DIRECTIONS: Every record must be written out once more, with nothing added or omitted.

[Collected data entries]
-- Start --

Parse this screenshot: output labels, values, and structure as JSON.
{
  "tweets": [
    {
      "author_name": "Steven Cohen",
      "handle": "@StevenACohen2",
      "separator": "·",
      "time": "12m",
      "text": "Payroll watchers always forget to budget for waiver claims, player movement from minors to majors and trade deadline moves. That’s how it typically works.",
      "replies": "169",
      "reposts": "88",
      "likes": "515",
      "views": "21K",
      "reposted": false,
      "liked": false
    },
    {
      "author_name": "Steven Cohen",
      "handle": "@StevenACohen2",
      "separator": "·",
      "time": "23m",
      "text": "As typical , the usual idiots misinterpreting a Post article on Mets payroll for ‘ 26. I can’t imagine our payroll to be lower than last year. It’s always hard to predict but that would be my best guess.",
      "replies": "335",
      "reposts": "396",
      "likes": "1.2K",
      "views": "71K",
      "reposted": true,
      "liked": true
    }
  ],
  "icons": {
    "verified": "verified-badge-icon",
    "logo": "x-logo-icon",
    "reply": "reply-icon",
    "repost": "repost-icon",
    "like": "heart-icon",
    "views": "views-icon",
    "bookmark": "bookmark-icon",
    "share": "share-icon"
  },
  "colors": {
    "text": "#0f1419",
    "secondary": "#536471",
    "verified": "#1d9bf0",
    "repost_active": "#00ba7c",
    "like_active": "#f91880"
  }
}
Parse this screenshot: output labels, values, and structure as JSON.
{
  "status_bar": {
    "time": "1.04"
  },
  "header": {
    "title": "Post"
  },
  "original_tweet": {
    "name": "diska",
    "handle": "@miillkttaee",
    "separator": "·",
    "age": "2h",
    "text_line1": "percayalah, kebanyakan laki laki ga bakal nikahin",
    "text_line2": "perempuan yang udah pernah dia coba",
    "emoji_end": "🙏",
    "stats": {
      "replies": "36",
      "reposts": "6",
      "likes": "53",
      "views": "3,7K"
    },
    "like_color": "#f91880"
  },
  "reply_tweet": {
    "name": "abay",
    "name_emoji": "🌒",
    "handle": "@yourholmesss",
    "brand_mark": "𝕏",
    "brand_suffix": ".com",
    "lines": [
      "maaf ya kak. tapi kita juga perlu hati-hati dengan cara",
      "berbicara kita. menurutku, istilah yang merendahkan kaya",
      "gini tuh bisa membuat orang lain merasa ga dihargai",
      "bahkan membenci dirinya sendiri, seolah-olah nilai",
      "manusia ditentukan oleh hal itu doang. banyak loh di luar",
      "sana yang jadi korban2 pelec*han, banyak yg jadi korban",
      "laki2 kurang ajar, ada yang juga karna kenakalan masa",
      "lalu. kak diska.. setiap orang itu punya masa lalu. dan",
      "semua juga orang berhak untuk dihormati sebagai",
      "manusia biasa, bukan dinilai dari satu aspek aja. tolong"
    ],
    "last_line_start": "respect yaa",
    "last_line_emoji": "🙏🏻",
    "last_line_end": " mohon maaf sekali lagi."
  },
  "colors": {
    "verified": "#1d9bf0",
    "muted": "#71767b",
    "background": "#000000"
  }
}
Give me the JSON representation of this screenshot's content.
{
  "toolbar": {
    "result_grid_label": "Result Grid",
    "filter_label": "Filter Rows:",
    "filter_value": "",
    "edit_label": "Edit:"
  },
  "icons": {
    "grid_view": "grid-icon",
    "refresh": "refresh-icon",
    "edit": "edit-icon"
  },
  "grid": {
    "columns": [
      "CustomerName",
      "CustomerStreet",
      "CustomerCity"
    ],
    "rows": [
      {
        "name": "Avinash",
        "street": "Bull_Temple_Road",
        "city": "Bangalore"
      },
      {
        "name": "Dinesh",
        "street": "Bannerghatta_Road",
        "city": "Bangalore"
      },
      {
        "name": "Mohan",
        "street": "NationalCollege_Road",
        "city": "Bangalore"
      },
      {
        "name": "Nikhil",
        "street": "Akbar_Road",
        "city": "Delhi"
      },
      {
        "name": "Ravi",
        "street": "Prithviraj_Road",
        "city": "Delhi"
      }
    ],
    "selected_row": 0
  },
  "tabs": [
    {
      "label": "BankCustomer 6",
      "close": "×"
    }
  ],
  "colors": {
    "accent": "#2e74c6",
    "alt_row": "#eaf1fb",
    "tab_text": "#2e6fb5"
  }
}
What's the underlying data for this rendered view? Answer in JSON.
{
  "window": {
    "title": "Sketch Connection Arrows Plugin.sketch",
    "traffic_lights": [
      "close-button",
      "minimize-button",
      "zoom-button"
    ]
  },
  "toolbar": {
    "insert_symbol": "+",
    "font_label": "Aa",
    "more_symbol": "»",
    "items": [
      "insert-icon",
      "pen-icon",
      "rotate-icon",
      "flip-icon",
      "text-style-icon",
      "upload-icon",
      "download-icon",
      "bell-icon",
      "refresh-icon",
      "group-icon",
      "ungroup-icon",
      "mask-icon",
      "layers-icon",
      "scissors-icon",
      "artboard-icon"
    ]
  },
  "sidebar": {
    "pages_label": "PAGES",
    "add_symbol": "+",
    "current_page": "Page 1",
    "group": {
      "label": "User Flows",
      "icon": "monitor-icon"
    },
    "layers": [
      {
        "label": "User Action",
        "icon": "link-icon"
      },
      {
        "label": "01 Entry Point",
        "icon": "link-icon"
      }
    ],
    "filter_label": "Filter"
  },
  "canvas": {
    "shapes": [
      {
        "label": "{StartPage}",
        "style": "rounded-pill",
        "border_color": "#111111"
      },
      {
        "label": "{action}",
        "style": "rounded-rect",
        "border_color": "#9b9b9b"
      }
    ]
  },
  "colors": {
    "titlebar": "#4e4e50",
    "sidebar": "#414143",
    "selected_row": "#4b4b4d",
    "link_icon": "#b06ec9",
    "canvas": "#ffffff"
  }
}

-- End --

RESULT OF THE EXERCISE:
Parse this screenshot: output labels, values, and structure as JSON.
{
  "tweets": [
    {
      "author_name": "Steven Cohen",
      "handle": "@StevenACohen2",
      "separator": "·",
      "time": "12m",
      "text": "Payroll watchers always forget to budget for waiver claims, player movement from minors to majors and trade deadline moves. That’s how it typically works.",
      "replies": "169",
      "reposts": "88",
      "likes": "515",
      "views": "21K",
      "reposted": false,
      "liked": false
    },
    {
      "author_name": "Steven Cohen",
      "handle": "@StevenACohen2",
      "separator": "·",
      "time": "23m",
      "text": "As typical , the usual idiots misinterpreting a Post article on Mets payroll for ‘ 26. I can’t imagine our payroll to be lower than last year. It’s always hard to predict but that would be my best guess.",
      "replies": "335",
      "reposts": "396",
      "likes": "1.2K",
      "views": "71K",
      "reposted": true,
      "liked": true
    }
  ],
  "icons": {
    "verified": "verified-badge-icon",
    "logo": "x-logo-icon",
    "reply": "reply-icon",
    "repost": "repost-icon",
    "like": "heart-icon",
    "views": "views-icon",
    "bookmark": "bookmark-icon",
    "share": "share-icon"
  },
  "colors": {
    "text": "#0f1419",
    "secondary": "#536471",
    "verified": "#1d9bf0",
    "repost_active": "#00ba7c",
    "like_active": "#f91880"
  }
}
Parse this screenshot: output labels, values, and structure as JSON.
{
  "status_bar": {
    "time": "1.04"
  },
  "header": {
    "title": "Post"
  },
  "original_tweet": {
    "name": "diska",
    "handle": "@miillkttaee",
    "separator": "·",
    "age": "2h",
    "text_line1": "percayalah, kebanyakan laki laki ga bakal nikahin",
    "text_line2": "perempuan yang udah pernah dia coba",
    "emoji_end": "🙏",
    "stats": {
      "replies": "36",
      "reposts": "6",
      "likes": "53",
      "views": "3,7K"
    },
    "like_color": "#f91880"
  },
  "reply_tweet": {
    "name": "abay",
    "name_emoji": "🌒",
    "handle": "@yourholmesss",
    "brand_mark": "𝕏",
    "brand_suffix": ".com",
    "lines": [
      "maaf ya kak. tapi kita juga perlu hati-hati dengan cara",
      "berbicara kita. menurutku, istilah yang merendahkan kaya",
      "gini tuh bisa membuat orang lain merasa ga dihargai",
      "bahkan membenci dirinya sendiri, seolah-olah nilai",
      "manusia ditentukan oleh hal itu doang. banyak loh di luar",
      "sana yang jadi korban2 pelec*han, banyak yg jadi korban",
      "laki2 kurang ajar, ada yang juga karna kenakalan masa",
      "lalu. kak diska.. setiap orang itu punya masa lalu. dan",
      "semua juga orang berhak untuk dihormati sebagai",
      "manusia biasa, bukan dinilai dari satu aspek aja. tolong"
    ],
    "last_line_start": "respect yaa",
    "last_line_emoji": "🙏🏻",
    "last_line_end": " mohon maaf sekali lagi."
  },
  "colors": {
    "verified": "#1d9bf0",
    "muted": "#71767b",
    "background": "#000000"
  }
}
Give me the JSON representation of this screenshot's content.
{
  "toolbar": {
    "result_grid_label": "Result Grid",
    "filter_label": "Filter Rows:",
    "filter_value": "",
    "edit_label": "Edit:"
  },
  "icons": {
    "grid_view": "grid-icon",
    "refresh": "refresh-icon",
    "edit": "edit-icon"
  },
  "grid": {
    "columns": [
      "CustomerName",
      "CustomerStreet",
      "CustomerCity"
    ],
    "rows": [
      {
        "name": "Avinash",
        "street": "Bull_Temple_Road",
        "city": "Bangalore"
      },
      {
        "name": "Dinesh",
        "street": "Bannerghatta_Road",
        "city": "Bangalore"
      },
      {
        "name": "Mohan",
        "street": "NationalCollege_Road",
        "city": "Bangalore"
      },
      {
        "name": "Nikhil",
        "street": "Akbar_Road",
        "city": "Delhi"
      },
      {
        "name": "Ravi",
        "street": "Prithviraj_Road",
        "city": "Delhi"
      }
    ],
    "selected_row": 0
  },
  "tabs": [
    {
      "label": "BankCustomer 6",
      "close": "×"
    }
  ],
  "colors": {
    "accent": "#2e74c6",
    "alt_row": "#eaf1fb",
    "tab_text": "#2e6fb5"
  }
}
What's the underlying data for this rendered view? Answer in JSON.
{
  "window": {
    "title": "Sketch Connection Arrows Plugin.sketch",
    "traffic_lights": [
      "close-button",
      "minimize-button",
      "zoom-button"
    ]
  },
  "toolbar": {
    "insert_symbol": "+",
    "font_label": "Aa",
    "more_symbol": "»",
    "items": [
      "insert-icon",
      "pen-icon",
      "rotate-icon",
      "flip-icon",
      "text-style-icon",
      "upload-icon",
      "download-icon",
      "bell-icon",
      "refresh-icon",
      "group-icon",
      "ungroup-icon",
      "mask-icon",
      "layers-icon",
      "scissors-icon",
      "artboard-icon"
    ]
  },
  "sidebar": {
    "pages_label": "PAGES",
    "add_symbol": "+",
    "current_page": "Page 1",
    "group": {
      "label": "User Flows",
      "icon": "monitor-icon"
    },
    "layers": [
      {
        "label": "User Action",
        "icon": "link-icon"
      },
      {
        "label": "01 Entry Point",
        "icon": "link-icon"
      }
    ],
    "filter_label": "Filter"
  },
  "canvas": {
    "shapes": [
      {
        "label": "{StartPage}",
        "style": "rounded-pill",
        "border_color": "#111111"
      },
      {
        "label": "{action}",
        "style": "rounded-rect",
        "border_color": "#9b9b9b"
      }
    ]
  },
  "colors": {
    "titlebar": "#4e4e50",
    "sidebar": "#414143",
    "selected_row": "#4b4b4d",
    "link_icon": "#b06ec9",
    "canvas": "#ffffff"
  }
}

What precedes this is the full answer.